• Stated problem A
From the listing, copy out verbatim the part that opens with the line containing "issue-snippet: Describe the bug i want" and closes with the line containing "comment-discussion-icon <box>222 1478", both of those lines included.

• Extract
--- Begin ---

The demand for affordable housing especially in urban centers is one of Uganda’s biggest challenges due to its fast growing population. This is coupled with increasing urban poverty resulting into the lack of access to credit and financing options hence the inability to take on opportunities such as rental housing or mortgage-financed homes which fuels the growth of informal settlements.
Land tenure issues also contribute to the proliferation of informal settlements. Many residents in informal settlements do not have secure land tenure rights, making them vulnerable to eviction and displacement. This uncertainty discourages investment in better housing, leading to the growth of informal settlements as people settle on unoccupied or disputed land.
Addressing the high prevalence of informal settlements in Uganda requires a multi-faceted approach that includes affordable housing initiatives, improved urban planning, secure land tenure, poverty reduction strategies, inclusive economic development, government policies, community participation, and the collaboration of various stakeholders to tackle this complex issue.
In 2008, the government of Uganda approved the National Slum Upgrading Strategy and Action Plan in an effort to slow down the growth of slums and eventually stop the creation of new ones through legal and land market reforms, revamping planning and zoning regulations.
The policy is also meant to provide security of land tenure as well as building codes to make housing more affordable to the citizens of Uganda. The policy further provides for inclusiveness by bringing all housing sector stakeholders on board to pull resources together to support government in providing affordable housing for Ugandans.
Organizations such as Habitat for Humanity Uganda, a housing organization dedicated to eliminating poverty housing in Uganda has on a number of occasions yielded to government’s call through collaborating with government entities, private sector partners, and communities to seek out innovative ways of providing affordable and decent housing for Ugandans.

--- End ---

• Dataset content
--- Begin ---

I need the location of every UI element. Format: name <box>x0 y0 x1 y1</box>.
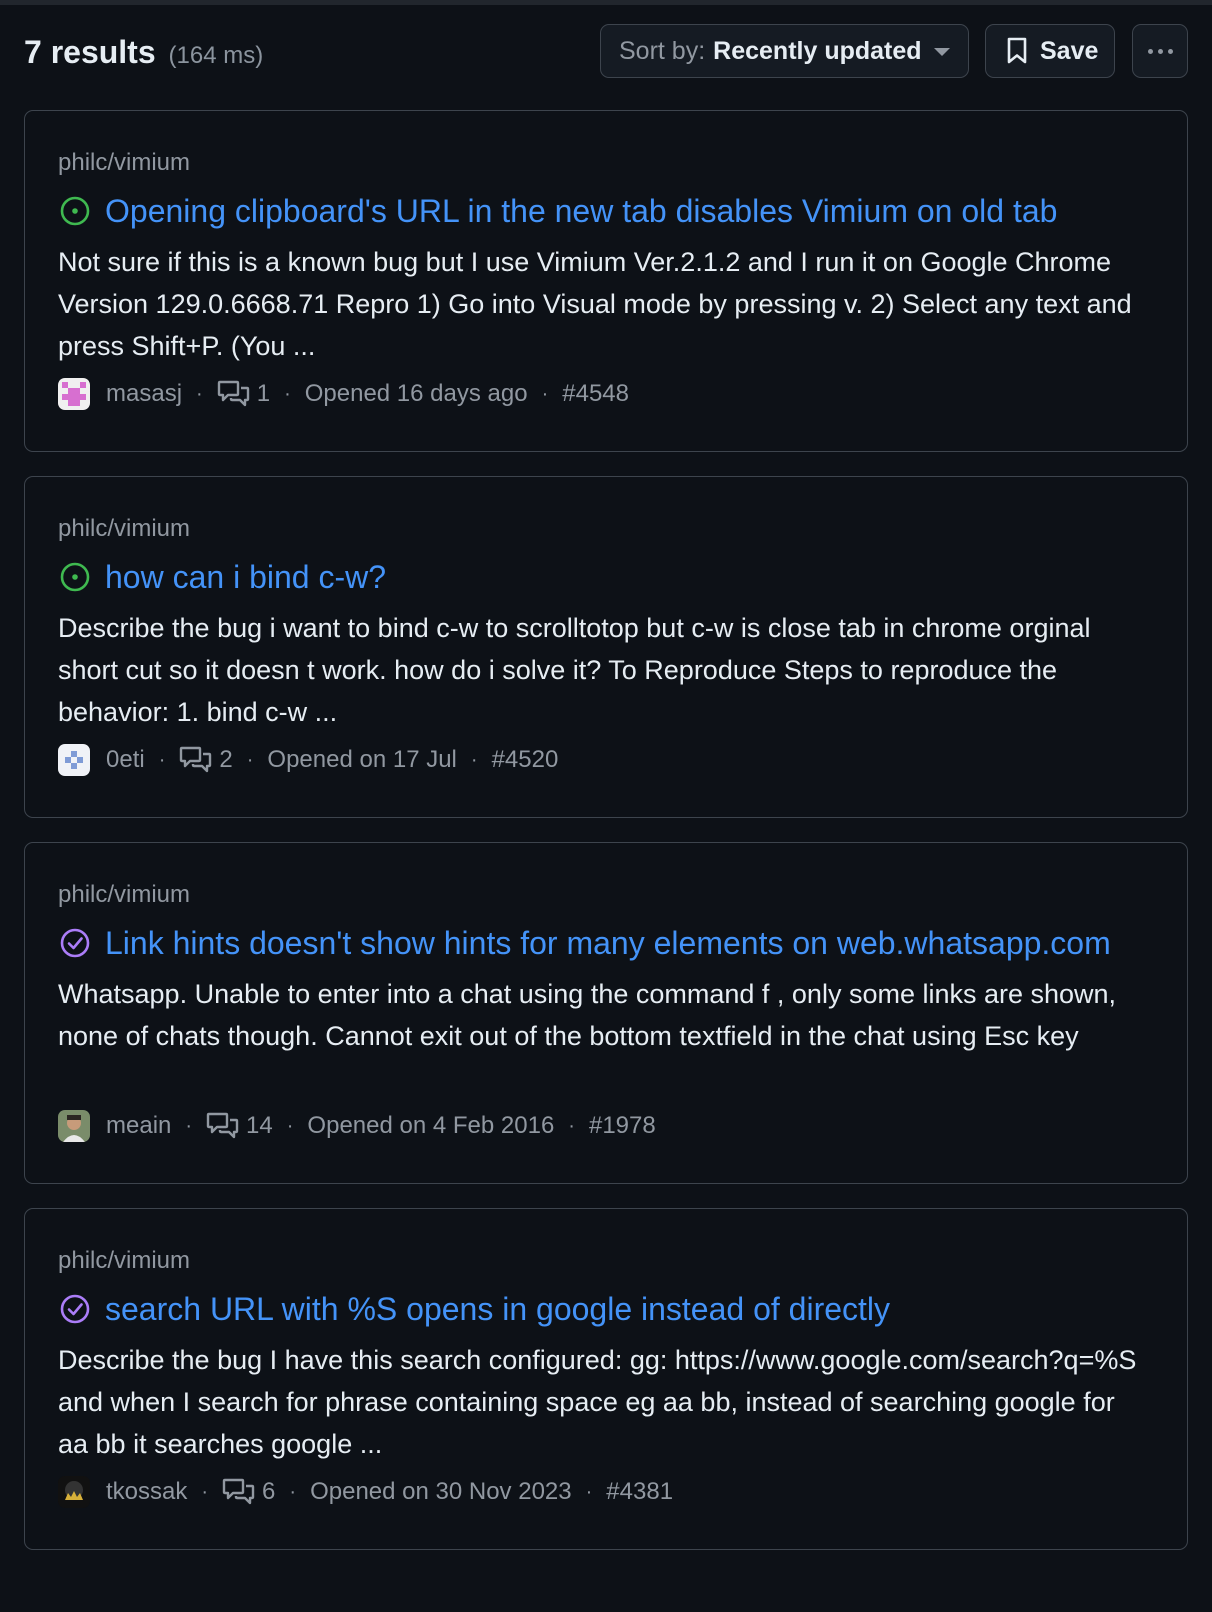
issue-snippet: Describe the bug i want to bind c-w to s… <box>58 613 1091 727</box>
results-time: (164 ms) <box>168 42 264 69</box>
author-name[interactable]: masasj <box>106 380 182 408</box>
issue-opened-icon <box>60 562 90 592</box>
comment-discussion-icon <box>222 1478 255 1505</box>
result-card-2: philc/vimium how can i bind c-w? Describ… <box>24 476 1188 818</box>
separator-dot: · <box>284 382 291 405</box>
separator-dot: · <box>289 1480 297 1503</box>
issue-meta: 0eti · 2 · Opened on 17 Jul · #4520 <box>58 743 558 777</box>
issue-meta: masasj · 1 · Opened 16 days ago · #4548 <box>58 377 629 411</box>
issue-number[interactable]: #1978 <box>589 1112 656 1140</box>
issue-closed-icon <box>60 928 90 958</box>
top-divider <box>0 0 1212 5</box>
opened-date: Opened on 4 Feb 2016 <box>307 1112 555 1139</box>
title-row: Link hints doesn't show hints for many e… <box>58 923 1168 963</box>
separator-dot: · <box>585 1480 593 1503</box>
comment-discussion-icon <box>206 1112 239 1139</box>
save-button[interactable]: Save <box>985 24 1115 78</box>
avatar-tkossak[interactable] <box>58 1476 90 1508</box>
repo-name[interactable]: philc/vimium <box>58 515 190 543</box>
opened-date: Opened on 17 Jul <box>267 746 457 773</box>
comment-count: 6 <box>262 1478 276 1505</box>
author-name[interactable]: meain <box>106 1112 171 1140</box>
bookmark-icon <box>1007 37 1027 64</box>
repo-name[interactable]: philc/vimium <box>58 881 190 909</box>
title-row: how can i bind c-w? <box>58 557 1168 597</box>
comments-link[interactable]: 6 <box>222 1478 275 1506</box>
separator-dot: · <box>246 748 254 771</box>
issue-snippet: Describe the bug I have this search conf… <box>58 1345 1137 1459</box>
issue-title-link[interactable]: how can i bind c-w? <box>105 559 386 596</box>
caret-down-icon <box>934 48 950 56</box>
comment-discussion-icon <box>217 380 249 407</box>
issue-number[interactable]: #4381 <box>606 1478 673 1506</box>
result-card-4: philc/vimium search URL with %S opens in… <box>24 1208 1188 1550</box>
issue-number[interactable]: #4548 <box>562 380 629 408</box>
save-label: Save <box>1040 36 1099 65</box>
repo-name[interactable]: philc/vimium <box>58 149 190 177</box>
avatar-0eti[interactable] <box>58 744 90 776</box>
issue-title-link[interactable]: Link hints doesn't show hints for many e… <box>105 925 1111 962</box>
separator-dot: · <box>541 382 549 405</box>
issue-opened-icon <box>60 196 90 226</box>
issue-meta: meain · 14 · Opened on 4 Feb 2016 · #197… <box>58 1109 656 1143</box>
author-name[interactable]: 0eti <box>106 746 145 774</box>
kebab-horizontal-icon <box>1147 48 1173 54</box>
issue-closed-icon <box>60 1294 90 1324</box>
comment-discussion-icon <box>180 746 212 773</box>
separator-dot: · <box>196 382 203 405</box>
avatar-meain[interactable] <box>58 1110 90 1142</box>
comment-count: 14 <box>246 1112 273 1139</box>
issue-meta: tkossak · 6 · Opened on 30 Nov 2023 · #4… <box>58 1475 673 1509</box>
opened-date: Opened on 30 Nov 2023 <box>310 1478 572 1505</box>
separator-dot: · <box>158 748 166 771</box>
comments-link[interactable]: 14 <box>206 1112 273 1140</box>
avatar-masasj[interactable] <box>58 378 90 410</box>
comment-count: 2 <box>219 746 233 773</box>
results-count: 7 results <box>24 34 156 70</box>
comments-link[interactable]: 1 <box>217 380 270 408</box>
sort-dropdown[interactable]: Sort by: Recently updated <box>600 24 969 78</box>
comment-count: 1 <box>256 380 271 407</box>
separator-dot: · <box>470 748 478 771</box>
title-row: Opening clipboard's URL in the new tab d… <box>58 191 1168 231</box>
result-card-3: philc/vimium Link hints doesn't show hin… <box>24 842 1188 1184</box>
issue-title-link[interactable]: search URL with %S opens in google inste… <box>105 1291 890 1328</box>
results-summary: 7 results (164 ms) <box>24 34 263 71</box>
issue-number[interactable]: #4520 <box>492 746 559 774</box>
result-card-1: philc/vimium Opening clipboard's URL in … <box>24 110 1188 452</box>
sort-prefix: Sort by: <box>619 36 706 65</box>
opened-date: Opened 16 days ago <box>304 380 528 407</box>
separator-dot: · <box>185 1114 193 1137</box>
title-row: search URL with %S opens in google inste… <box>58 1289 1168 1329</box>
results-header: 7 results (164 ms) Sort by: Recently upd… <box>24 24 1188 80</box>
separator-dot: · <box>201 1480 209 1503</box>
more-options-button[interactable] <box>1132 24 1188 78</box>
separator-dot: · <box>286 1114 294 1137</box>
issue-snippet: Not sure if this is a known bug but I us… <box>58 247 1132 361</box>
comments-link[interactable]: 2 <box>179 746 233 774</box>
issue-title-link[interactable]: Opening clipboard's URL in the new tab d… <box>105 193 1057 230</box>
author-name[interactable]: tkossak <box>106 1478 187 1506</box>
sort-value: Recently updated <box>713 36 922 65</box>
issue-snippet: Whatsapp. Unable to enter into a chat us… <box>58 979 1117 1051</box>
separator-dot: · <box>568 1114 575 1137</box>
repo-name[interactable]: philc/vimium <box>58 1247 190 1275</box>
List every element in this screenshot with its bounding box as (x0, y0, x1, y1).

--- End ---

• Stated problem B
Based on the passage about informal settlements in Uganda, does each statement agree with it? Answer yes or no, and quote the deciding words. (i) The National Slum Upgrading Strategy and Action Plan was approved in 2008. (ii) Most residents of informal settlements hold secure land tenure rights. (iii) Habitat for Humanity Uganda has refused to work with government entities.

• Complete output A
issue-snippet: Describe the bug i want to bind c-w to s… <box>58 613 1091 727</box>
results-time: (164 ms) <box>168 42 264 69</box>
author-name[interactable]: masasj <box>106 380 182 408</box>
issue-opened-icon <box>60 562 90 592</box>
comment-discussion-icon <box>222 1478 255 1505</box>

• Complete output B
(i) Yes: "In 2008, the government of Uganda approved the National Slum Upgrading Strategy and Action Plan"
(ii) No: "Many residents in informal settlements do not have secure land tenure rights"
(iii) No: "has on a number of occasions yielded to government’s call through collaborating with government entities"